▸ **REQUIREMENTS**
Pull every line containing "Летняя" from the entries.

▸ **DATASET EXCERPTS**
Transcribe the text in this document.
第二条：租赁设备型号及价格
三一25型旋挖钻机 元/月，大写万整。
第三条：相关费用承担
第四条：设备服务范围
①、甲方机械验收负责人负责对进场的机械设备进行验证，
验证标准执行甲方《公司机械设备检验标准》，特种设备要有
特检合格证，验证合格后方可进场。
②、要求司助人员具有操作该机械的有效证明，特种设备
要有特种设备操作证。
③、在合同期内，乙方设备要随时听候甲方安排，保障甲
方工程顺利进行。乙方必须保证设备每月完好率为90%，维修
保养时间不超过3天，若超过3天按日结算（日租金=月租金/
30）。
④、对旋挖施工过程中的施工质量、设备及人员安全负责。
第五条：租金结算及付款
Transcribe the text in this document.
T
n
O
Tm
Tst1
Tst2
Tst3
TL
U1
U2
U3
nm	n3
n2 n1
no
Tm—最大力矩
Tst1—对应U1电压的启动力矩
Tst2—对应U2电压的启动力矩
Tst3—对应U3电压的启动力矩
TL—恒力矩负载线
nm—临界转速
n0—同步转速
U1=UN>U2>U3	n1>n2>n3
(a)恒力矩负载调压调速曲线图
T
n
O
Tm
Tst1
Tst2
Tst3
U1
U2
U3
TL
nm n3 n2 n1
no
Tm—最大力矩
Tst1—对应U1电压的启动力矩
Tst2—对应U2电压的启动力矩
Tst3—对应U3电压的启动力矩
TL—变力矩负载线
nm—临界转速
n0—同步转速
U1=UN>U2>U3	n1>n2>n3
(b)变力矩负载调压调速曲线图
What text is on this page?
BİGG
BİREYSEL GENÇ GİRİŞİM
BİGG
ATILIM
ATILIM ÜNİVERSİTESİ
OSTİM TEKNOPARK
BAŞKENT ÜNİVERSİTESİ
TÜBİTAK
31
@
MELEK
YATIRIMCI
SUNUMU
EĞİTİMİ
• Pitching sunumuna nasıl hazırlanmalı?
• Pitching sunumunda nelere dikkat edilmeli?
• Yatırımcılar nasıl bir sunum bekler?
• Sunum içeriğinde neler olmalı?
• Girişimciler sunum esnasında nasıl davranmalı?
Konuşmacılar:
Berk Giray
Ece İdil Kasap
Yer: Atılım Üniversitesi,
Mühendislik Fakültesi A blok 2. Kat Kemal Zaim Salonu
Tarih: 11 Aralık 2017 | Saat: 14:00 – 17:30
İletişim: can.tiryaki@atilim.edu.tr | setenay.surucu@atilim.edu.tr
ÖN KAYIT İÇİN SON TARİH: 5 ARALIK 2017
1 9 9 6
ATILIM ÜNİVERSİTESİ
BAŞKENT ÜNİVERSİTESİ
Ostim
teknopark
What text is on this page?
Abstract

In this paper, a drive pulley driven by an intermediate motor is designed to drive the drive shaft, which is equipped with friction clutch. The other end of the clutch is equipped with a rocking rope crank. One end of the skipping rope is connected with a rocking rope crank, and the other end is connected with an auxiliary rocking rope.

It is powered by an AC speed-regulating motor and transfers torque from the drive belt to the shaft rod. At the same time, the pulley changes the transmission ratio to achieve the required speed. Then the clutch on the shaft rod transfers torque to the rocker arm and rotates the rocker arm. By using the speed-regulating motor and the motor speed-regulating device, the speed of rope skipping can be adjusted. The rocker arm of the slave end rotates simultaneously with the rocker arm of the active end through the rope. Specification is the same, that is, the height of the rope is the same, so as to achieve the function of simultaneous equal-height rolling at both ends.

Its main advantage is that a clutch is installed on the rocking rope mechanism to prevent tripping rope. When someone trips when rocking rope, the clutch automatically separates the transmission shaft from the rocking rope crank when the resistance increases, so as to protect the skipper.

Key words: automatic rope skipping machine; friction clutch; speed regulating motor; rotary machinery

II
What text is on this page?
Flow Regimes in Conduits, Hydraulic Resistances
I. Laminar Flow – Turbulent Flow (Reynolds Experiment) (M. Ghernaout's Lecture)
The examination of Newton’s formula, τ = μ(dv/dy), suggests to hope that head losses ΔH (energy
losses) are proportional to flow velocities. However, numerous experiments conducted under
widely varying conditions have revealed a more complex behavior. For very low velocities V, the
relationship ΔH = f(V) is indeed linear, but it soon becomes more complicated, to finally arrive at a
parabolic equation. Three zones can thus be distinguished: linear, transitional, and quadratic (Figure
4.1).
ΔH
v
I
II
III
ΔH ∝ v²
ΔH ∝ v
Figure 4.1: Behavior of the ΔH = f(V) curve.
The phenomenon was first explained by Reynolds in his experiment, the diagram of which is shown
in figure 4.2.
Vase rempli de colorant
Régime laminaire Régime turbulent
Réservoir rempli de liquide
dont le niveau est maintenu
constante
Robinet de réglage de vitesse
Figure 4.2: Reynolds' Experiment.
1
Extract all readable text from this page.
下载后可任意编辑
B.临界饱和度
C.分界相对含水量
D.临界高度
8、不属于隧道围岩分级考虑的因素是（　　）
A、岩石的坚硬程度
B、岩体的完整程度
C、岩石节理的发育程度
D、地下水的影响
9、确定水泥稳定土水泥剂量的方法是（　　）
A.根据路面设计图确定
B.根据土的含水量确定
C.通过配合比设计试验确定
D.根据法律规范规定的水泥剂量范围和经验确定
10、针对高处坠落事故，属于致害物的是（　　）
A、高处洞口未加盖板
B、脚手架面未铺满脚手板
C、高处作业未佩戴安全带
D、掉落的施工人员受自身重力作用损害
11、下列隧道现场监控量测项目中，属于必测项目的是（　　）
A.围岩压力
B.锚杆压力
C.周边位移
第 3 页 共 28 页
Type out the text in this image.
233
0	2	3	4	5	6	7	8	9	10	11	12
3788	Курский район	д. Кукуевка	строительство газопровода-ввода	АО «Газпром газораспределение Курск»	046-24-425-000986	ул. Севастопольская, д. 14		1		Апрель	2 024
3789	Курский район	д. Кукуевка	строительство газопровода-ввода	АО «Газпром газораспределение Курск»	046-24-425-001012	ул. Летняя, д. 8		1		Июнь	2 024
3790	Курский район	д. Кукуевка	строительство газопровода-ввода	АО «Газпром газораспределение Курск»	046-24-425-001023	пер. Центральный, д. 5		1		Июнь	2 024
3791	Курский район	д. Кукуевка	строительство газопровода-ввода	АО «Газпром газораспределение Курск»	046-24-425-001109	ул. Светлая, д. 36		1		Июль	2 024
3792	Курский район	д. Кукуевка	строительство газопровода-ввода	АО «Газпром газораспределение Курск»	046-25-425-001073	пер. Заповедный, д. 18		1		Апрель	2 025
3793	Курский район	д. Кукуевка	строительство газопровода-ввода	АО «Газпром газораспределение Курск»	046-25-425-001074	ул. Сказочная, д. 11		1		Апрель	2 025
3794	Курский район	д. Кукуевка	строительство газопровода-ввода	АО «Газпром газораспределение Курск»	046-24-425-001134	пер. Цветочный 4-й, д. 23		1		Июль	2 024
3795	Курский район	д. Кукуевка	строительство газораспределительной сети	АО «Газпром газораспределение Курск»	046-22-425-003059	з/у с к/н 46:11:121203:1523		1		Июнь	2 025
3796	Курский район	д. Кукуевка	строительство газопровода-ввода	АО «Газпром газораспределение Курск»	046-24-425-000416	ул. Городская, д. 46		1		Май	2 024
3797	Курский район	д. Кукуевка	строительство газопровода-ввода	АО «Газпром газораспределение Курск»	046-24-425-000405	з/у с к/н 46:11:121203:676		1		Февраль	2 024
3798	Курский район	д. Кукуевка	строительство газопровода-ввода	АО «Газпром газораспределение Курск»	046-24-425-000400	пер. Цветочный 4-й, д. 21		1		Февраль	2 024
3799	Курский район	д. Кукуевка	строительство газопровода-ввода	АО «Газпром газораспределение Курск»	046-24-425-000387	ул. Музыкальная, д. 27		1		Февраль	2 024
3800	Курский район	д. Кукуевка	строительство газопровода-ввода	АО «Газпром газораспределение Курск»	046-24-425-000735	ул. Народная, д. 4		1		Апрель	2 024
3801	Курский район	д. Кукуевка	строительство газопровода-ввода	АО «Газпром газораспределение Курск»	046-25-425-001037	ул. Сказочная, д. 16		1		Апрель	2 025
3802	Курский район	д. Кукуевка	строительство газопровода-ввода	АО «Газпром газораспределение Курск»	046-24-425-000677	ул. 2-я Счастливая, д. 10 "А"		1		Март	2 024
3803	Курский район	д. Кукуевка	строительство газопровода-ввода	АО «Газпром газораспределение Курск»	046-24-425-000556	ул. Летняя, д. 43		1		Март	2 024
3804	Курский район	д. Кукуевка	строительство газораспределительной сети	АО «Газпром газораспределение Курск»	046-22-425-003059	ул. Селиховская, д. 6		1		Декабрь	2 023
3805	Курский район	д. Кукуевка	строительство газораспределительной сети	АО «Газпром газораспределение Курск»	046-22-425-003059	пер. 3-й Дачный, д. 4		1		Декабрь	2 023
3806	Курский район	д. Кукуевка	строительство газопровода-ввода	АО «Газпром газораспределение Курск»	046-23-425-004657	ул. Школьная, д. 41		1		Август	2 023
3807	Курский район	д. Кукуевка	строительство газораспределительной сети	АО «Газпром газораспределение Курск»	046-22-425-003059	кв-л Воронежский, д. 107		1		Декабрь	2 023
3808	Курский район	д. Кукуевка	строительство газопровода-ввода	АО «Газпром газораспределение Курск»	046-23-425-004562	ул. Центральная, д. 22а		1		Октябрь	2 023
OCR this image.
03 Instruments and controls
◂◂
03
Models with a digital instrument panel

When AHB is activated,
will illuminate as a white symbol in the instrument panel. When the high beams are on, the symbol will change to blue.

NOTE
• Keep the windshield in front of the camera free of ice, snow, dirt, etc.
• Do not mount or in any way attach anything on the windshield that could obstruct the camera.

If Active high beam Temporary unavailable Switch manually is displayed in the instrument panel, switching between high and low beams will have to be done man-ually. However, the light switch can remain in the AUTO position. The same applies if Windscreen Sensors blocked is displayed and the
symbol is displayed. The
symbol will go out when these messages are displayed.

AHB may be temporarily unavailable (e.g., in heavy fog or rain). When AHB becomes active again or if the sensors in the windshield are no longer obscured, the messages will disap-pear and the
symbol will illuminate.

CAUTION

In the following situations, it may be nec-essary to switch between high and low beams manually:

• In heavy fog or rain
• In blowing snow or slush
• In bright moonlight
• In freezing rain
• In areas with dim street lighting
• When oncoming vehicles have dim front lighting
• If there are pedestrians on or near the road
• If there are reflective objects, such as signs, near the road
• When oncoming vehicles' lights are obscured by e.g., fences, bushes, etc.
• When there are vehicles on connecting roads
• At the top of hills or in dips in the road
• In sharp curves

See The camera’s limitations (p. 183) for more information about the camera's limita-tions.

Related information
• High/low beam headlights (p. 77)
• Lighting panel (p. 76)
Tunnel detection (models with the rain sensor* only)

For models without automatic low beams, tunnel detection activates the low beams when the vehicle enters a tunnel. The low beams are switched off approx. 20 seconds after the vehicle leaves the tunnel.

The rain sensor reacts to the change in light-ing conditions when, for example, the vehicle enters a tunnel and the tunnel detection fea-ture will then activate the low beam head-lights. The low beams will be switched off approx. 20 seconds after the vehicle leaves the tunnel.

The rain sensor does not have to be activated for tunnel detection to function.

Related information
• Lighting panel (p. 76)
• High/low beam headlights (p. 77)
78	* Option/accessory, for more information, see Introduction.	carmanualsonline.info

▸ **SOLUTION**
3789	Курский район	д. Кукуевка	строительство газопровода-ввода	АО «Газпром газораспределение Курск»	046-24-425-001012	ул. Летняя, д. 8		1		Июнь	2 024
3803	Курский район	д. Кукуевка	строительство газопровода-ввода	АО «Газпром газораспределение Курск»	046-24-425-000556	ул. Летняя, д. 43		1		Март	2 024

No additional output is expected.